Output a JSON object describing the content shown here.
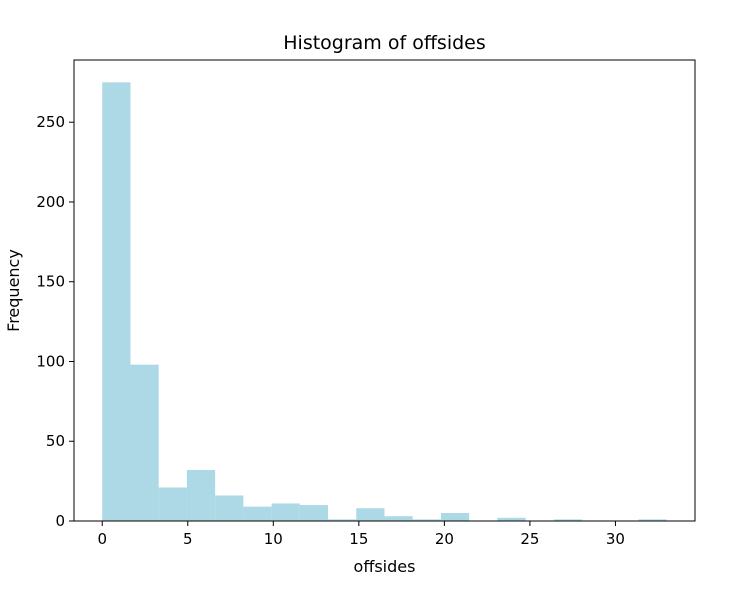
{
  "chart_data": {
    "type": "bar",
    "title": "Histogram of offsides",
    "xlabel": "offsides",
    "ylabel": "Frequency",
    "bar_color": "#add8e6",
    "xlim": [
      -1.65,
      34.65
    ],
    "ylim": [
      0,
      289
    ],
    "x_ticks": [
      0,
      5,
      10,
      15,
      20,
      25,
      30
    ],
    "y_ticks": [
      0,
      50,
      100,
      150,
      200,
      250
    ],
    "bins": [
      {
        "start": 0.0,
        "end": 1.65,
        "value": 275
      },
      {
        "start": 1.65,
        "end": 3.3,
        "value": 98
      },
      {
        "start": 3.3,
        "end": 4.95,
        "value": 21
      },
      {
        "start": 4.95,
        "end": 6.6,
        "value": 32
      },
      {
        "start": 6.6,
        "end": 8.25,
        "value": 16
      },
      {
        "start": 8.25,
        "end": 9.9,
        "value": 9
      },
      {
        "start": 9.9,
        "end": 11.55,
        "value": 11
      },
      {
        "start": 11.55,
        "end": 13.2,
        "value": 10
      },
      {
        "start": 13.2,
        "end": 14.85,
        "value": 1
      },
      {
        "start": 14.85,
        "end": 16.5,
        "value": 8
      },
      {
        "start": 16.5,
        "end": 18.15,
        "value": 3
      },
      {
        "start": 18.15,
        "end": 19.8,
        "value": 1
      },
      {
        "start": 19.8,
        "end": 21.45,
        "value": 5
      },
      {
        "start": 21.45,
        "end": 23.1,
        "value": 0
      },
      {
        "start": 23.1,
        "end": 24.75,
        "value": 2
      },
      {
        "start": 24.75,
        "end": 26.4,
        "value": 0
      },
      {
        "start": 26.4,
        "end": 28.05,
        "value": 1
      },
      {
        "start": 28.05,
        "end": 29.7,
        "value": 0
      },
      {
        "start": 29.7,
        "end": 31.35,
        "value": 0
      },
      {
        "start": 31.35,
        "end": 33.0,
        "value": 1
      }
    ]
  }
}
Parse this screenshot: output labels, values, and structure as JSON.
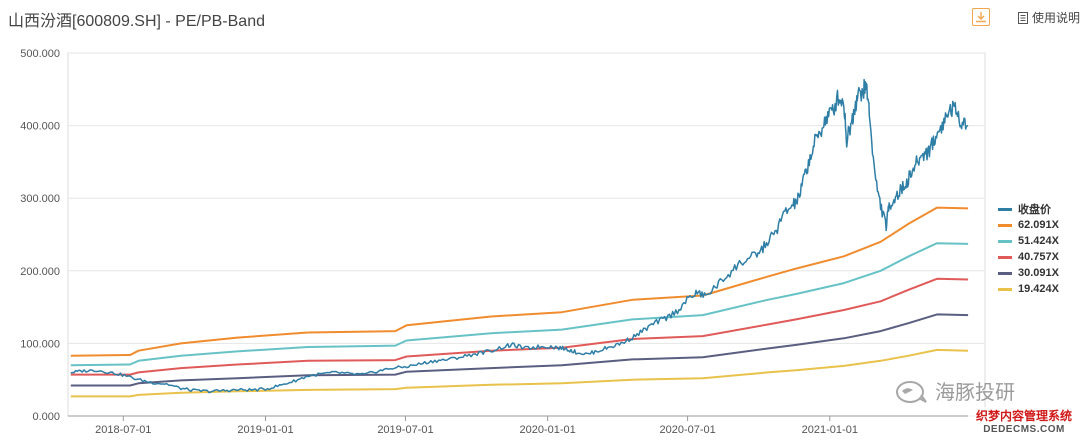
{
  "header": {
    "title": "山西汾酒[600809.SH] - PE/PB-Band",
    "download_icon": "download-icon",
    "help_label": "使用说明"
  },
  "watermark": {
    "text": "海豚投研",
    "site_cn": "织梦内容管理系统",
    "site_en": "DEDECMS.COM"
  },
  "chart_data": {
    "type": "line",
    "title": "",
    "xlabel": "",
    "ylabel": "",
    "ylim": [
      0,
      500
    ],
    "yticks": [
      "0.000",
      "100.000",
      "200.000",
      "300.000",
      "400.000",
      "500.000"
    ],
    "xlim": [
      2018.3,
      2021.55
    ],
    "xticks": [
      {
        "t": 2018.496,
        "label": "2018-07-01"
      },
      {
        "t": 2019.0,
        "label": "2019-01-01"
      },
      {
        "t": 2019.496,
        "label": "2019-07-01"
      },
      {
        "t": 2020.0,
        "label": "2020-01-01"
      },
      {
        "t": 2020.496,
        "label": "2020-07-01"
      },
      {
        "t": 2021.0,
        "label": "2021-01-01"
      }
    ],
    "grid": "horizontal",
    "legend_position": "right",
    "series": [
      {
        "name": "收盘价",
        "color": "#2e7ea6",
        "kind": "price",
        "points": [
          [
            2018.31,
            60
          ],
          [
            2018.35,
            62
          ],
          [
            2018.4,
            63
          ],
          [
            2018.45,
            60
          ],
          [
            2018.5,
            56
          ],
          [
            2018.55,
            50
          ],
          [
            2018.6,
            46
          ],
          [
            2018.65,
            44
          ],
          [
            2018.7,
            38
          ],
          [
            2018.75,
            35
          ],
          [
            2018.8,
            34
          ],
          [
            2018.85,
            35
          ],
          [
            2018.9,
            36
          ],
          [
            2018.95,
            36
          ],
          [
            2019.0,
            37
          ],
          [
            2019.05,
            42
          ],
          [
            2019.1,
            48
          ],
          [
            2019.15,
            55
          ],
          [
            2019.2,
            58
          ],
          [
            2019.25,
            60
          ],
          [
            2019.3,
            58
          ],
          [
            2019.35,
            57
          ],
          [
            2019.4,
            62
          ],
          [
            2019.45,
            66
          ],
          [
            2019.5,
            68
          ],
          [
            2019.55,
            72
          ],
          [
            2019.6,
            76
          ],
          [
            2019.65,
            78
          ],
          [
            2019.7,
            82
          ],
          [
            2019.75,
            86
          ],
          [
            2019.8,
            90
          ],
          [
            2019.85,
            96
          ],
          [
            2019.88,
            98
          ],
          [
            2019.92,
            93
          ],
          [
            2019.96,
            95
          ],
          [
            2020.0,
            96
          ],
          [
            2020.04,
            94
          ],
          [
            2020.07,
            92
          ],
          [
            2020.1,
            88
          ],
          [
            2020.14,
            85
          ],
          [
            2020.18,
            90
          ],
          [
            2020.22,
            95
          ],
          [
            2020.26,
            100
          ],
          [
            2020.3,
            108
          ],
          [
            2020.34,
            118
          ],
          [
            2020.38,
            128
          ],
          [
            2020.42,
            135
          ],
          [
            2020.46,
            145
          ],
          [
            2020.5,
            162
          ],
          [
            2020.53,
            170
          ],
          [
            2020.56,
            165
          ],
          [
            2020.6,
            180
          ],
          [
            2020.64,
            195
          ],
          [
            2020.68,
            210
          ],
          [
            2020.72,
            218
          ],
          [
            2020.75,
            225
          ],
          [
            2020.78,
            240
          ],
          [
            2020.81,
            255
          ],
          [
            2020.84,
            280
          ],
          [
            2020.87,
            290
          ],
          [
            2020.89,
            300
          ],
          [
            2020.91,
            330
          ],
          [
            2020.93,
            355
          ],
          [
            2020.95,
            380
          ],
          [
            2020.97,
            395
          ],
          [
            2020.99,
            412
          ],
          [
            2021.01,
            420
          ],
          [
            2021.03,
            440
          ],
          [
            2021.05,
            430
          ],
          [
            2021.06,
            380
          ],
          [
            2021.08,
            410
          ],
          [
            2021.09,
            430
          ],
          [
            2021.1,
            440
          ],
          [
            2021.12,
            450
          ],
          [
            2021.13,
            455
          ],
          [
            2021.14,
            420
          ],
          [
            2021.16,
            330
          ],
          [
            2021.18,
            290
          ],
          [
            2021.2,
            262
          ],
          [
            2021.21,
            290
          ],
          [
            2021.23,
            300
          ],
          [
            2021.25,
            310
          ],
          [
            2021.27,
            320
          ],
          [
            2021.29,
            335
          ],
          [
            2021.31,
            350
          ],
          [
            2021.33,
            360
          ],
          [
            2021.35,
            365
          ],
          [
            2021.37,
            380
          ],
          [
            2021.39,
            395
          ],
          [
            2021.41,
            410
          ],
          [
            2021.43,
            425
          ],
          [
            2021.45,
            418
          ],
          [
            2021.47,
            405
          ],
          [
            2021.49,
            400
          ]
        ]
      },
      {
        "name": "62.091X",
        "color": "#f08c2e",
        "kind": "band",
        "points": [
          [
            2018.31,
            83
          ],
          [
            2018.52,
            84
          ],
          [
            2018.55,
            90
          ],
          [
            2018.7,
            100
          ],
          [
            2018.9,
            108
          ],
          [
            2019.15,
            115
          ],
          [
            2019.46,
            117
          ],
          [
            2019.5,
            125
          ],
          [
            2019.8,
            137
          ],
          [
            2020.05,
            143
          ],
          [
            2020.3,
            160
          ],
          [
            2020.55,
            166
          ],
          [
            2020.78,
            192
          ],
          [
            2020.88,
            203
          ],
          [
            2021.05,
            220
          ],
          [
            2021.18,
            240
          ],
          [
            2021.28,
            265
          ],
          [
            2021.38,
            287
          ],
          [
            2021.49,
            286
          ]
        ]
      },
      {
        "name": "51.424X",
        "color": "#67c2c6",
        "kind": "band",
        "points": [
          [
            2018.31,
            70
          ],
          [
            2018.52,
            71
          ],
          [
            2018.55,
            76
          ],
          [
            2018.7,
            83
          ],
          [
            2018.9,
            89
          ],
          [
            2019.15,
            95
          ],
          [
            2019.46,
            97
          ],
          [
            2019.5,
            104
          ],
          [
            2019.8,
            114
          ],
          [
            2020.05,
            119
          ],
          [
            2020.3,
            133
          ],
          [
            2020.55,
            139
          ],
          [
            2020.78,
            160
          ],
          [
            2020.88,
            168
          ],
          [
            2021.05,
            183
          ],
          [
            2021.18,
            200
          ],
          [
            2021.28,
            220
          ],
          [
            2021.38,
            238
          ],
          [
            2021.49,
            237
          ]
        ]
      },
      {
        "name": "40.757X",
        "color": "#e05a5a",
        "kind": "band",
        "points": [
          [
            2018.31,
            57
          ],
          [
            2018.52,
            57
          ],
          [
            2018.55,
            60
          ],
          [
            2018.7,
            66
          ],
          [
            2018.9,
            71
          ],
          [
            2019.15,
            76
          ],
          [
            2019.46,
            77
          ],
          [
            2019.5,
            82
          ],
          [
            2019.8,
            90
          ],
          [
            2020.05,
            94
          ],
          [
            2020.3,
            106
          ],
          [
            2020.55,
            110
          ],
          [
            2020.78,
            126
          ],
          [
            2020.88,
            133
          ],
          [
            2021.05,
            146
          ],
          [
            2021.18,
            158
          ],
          [
            2021.28,
            174
          ],
          [
            2021.38,
            189
          ],
          [
            2021.49,
            188
          ]
        ]
      },
      {
        "name": "30.091X",
        "color": "#5a5e80",
        "kind": "band",
        "points": [
          [
            2018.31,
            42
          ],
          [
            2018.52,
            42
          ],
          [
            2018.55,
            45
          ],
          [
            2018.7,
            49
          ],
          [
            2018.9,
            52
          ],
          [
            2019.15,
            56
          ],
          [
            2019.46,
            57
          ],
          [
            2019.5,
            61
          ],
          [
            2019.8,
            66
          ],
          [
            2020.05,
            70
          ],
          [
            2020.3,
            78
          ],
          [
            2020.55,
            81
          ],
          [
            2020.78,
            93
          ],
          [
            2020.88,
            98
          ],
          [
            2021.05,
            107
          ],
          [
            2021.18,
            117
          ],
          [
            2021.28,
            128
          ],
          [
            2021.38,
            140
          ],
          [
            2021.49,
            139
          ]
        ]
      },
      {
        "name": "19.424X",
        "color": "#e8c24a",
        "kind": "band",
        "points": [
          [
            2018.31,
            27
          ],
          [
            2018.52,
            27
          ],
          [
            2018.55,
            29
          ],
          [
            2018.7,
            32
          ],
          [
            2018.9,
            34
          ],
          [
            2019.15,
            36
          ],
          [
            2019.46,
            37
          ],
          [
            2019.5,
            39
          ],
          [
            2019.8,
            43
          ],
          [
            2020.05,
            45
          ],
          [
            2020.3,
            50
          ],
          [
            2020.55,
            52
          ],
          [
            2020.78,
            60
          ],
          [
            2020.88,
            63
          ],
          [
            2021.05,
            69
          ],
          [
            2021.18,
            76
          ],
          [
            2021.28,
            83
          ],
          [
            2021.38,
            91
          ],
          [
            2021.49,
            90
          ]
        ]
      }
    ]
  }
}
= = = = = = =
→ The exercise
Find every line that has "title" in it, then return those lines.

→ Written answer
    "title": "Histogram of offsides",
    "title": "山西汾酒[600809.SH] - PE/PB-Band",
    "title": "",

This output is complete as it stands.